» **Stated task**:
Each line should be copied exactly.

» **Given data**:
◆ ◆ ◆ ◆
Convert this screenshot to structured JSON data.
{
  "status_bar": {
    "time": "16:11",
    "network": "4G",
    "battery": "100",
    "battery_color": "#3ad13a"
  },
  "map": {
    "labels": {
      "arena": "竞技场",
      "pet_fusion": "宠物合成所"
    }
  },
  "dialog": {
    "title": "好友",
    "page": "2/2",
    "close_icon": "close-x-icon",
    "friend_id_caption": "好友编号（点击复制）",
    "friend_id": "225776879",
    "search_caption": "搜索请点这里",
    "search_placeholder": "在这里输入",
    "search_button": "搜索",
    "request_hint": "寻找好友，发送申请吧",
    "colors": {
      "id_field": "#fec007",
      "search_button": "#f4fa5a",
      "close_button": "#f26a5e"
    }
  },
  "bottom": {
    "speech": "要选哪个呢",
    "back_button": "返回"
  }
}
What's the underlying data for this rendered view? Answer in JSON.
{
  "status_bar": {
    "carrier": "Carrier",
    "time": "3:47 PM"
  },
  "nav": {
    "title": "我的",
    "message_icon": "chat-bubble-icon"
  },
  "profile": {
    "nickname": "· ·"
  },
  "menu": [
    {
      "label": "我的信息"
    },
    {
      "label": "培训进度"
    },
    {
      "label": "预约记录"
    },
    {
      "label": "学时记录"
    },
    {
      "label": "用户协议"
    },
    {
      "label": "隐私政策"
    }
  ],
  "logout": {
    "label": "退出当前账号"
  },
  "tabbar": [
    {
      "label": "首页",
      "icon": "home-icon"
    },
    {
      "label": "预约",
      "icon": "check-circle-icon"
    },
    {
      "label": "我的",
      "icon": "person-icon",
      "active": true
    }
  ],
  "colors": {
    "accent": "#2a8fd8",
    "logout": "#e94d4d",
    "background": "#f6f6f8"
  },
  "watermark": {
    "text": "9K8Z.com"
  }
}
◆ ◆ ◆ ◆
» **Response to this task**:
Convert this screenshot to structured JSON data.
{
  "status_bar": {
    "time": "16:11",
    "network": "4G",
    "battery": "100",
    "battery_color": "#3ad13a"
  },
  "map": {
    "labels": {
      "arena": "竞技场",
      "pet_fusion": "宠物合成所"
    }
  },
  "dialog": {
    "title": "好友",
    "page": "2/2",
    "close_icon": "close-x-icon",
    "friend_id_caption": "好友编号（点击复制）",
    "friend_id": "225776879",
    "search_caption": "搜索请点这里",
    "search_placeholder": "在这里输入",
    "search_button": "搜索",
    "request_hint": "寻找好友，发送申请吧",
    "colors": {
      "id_field": "#fec007",
      "search_button": "#f4fa5a",
      "close_button": "#f26a5e"
    }
  },
  "bottom": {
    "speech": "要选哪个呢",
    "back_button": "返回"
  }
}
What's the underlying data for this rendered view? Answer in JSON.
{
  "status_bar": {
    "carrier": "Carrier",
    "time": "3:47 PM"
  },
  "nav": {
    "title": "我的",
    "message_icon": "chat-bubble-icon"
  },
  "profile": {
    "nickname": "· ·"
  },
  "menu": [
    {
      "label": "我的信息"
    },
    {
      "label": "培训进度"
    },
    {
      "label": "预约记录"
    },
    {
      "label": "学时记录"
    },
    {
      "label": "用户协议"
    },
    {
      "label": "隐私政策"
    }
  ],
  "logout": {
    "label": "退出当前账号"
  },
  "tabbar": [
    {
      "label": "首页",
      "icon": "home-icon"
    },
    {
      "label": "预约",
      "icon": "check-circle-icon"
    },
    {
      "label": "我的",
      "icon": "person-icon",
      "active": true
    }
  ],
  "colors": {
    "accent": "#2a8fd8",
    "logout": "#e94d4d",
    "background": "#f6f6f8"
  },
  "watermark": {
    "text": "9K8Z.com"
  }
}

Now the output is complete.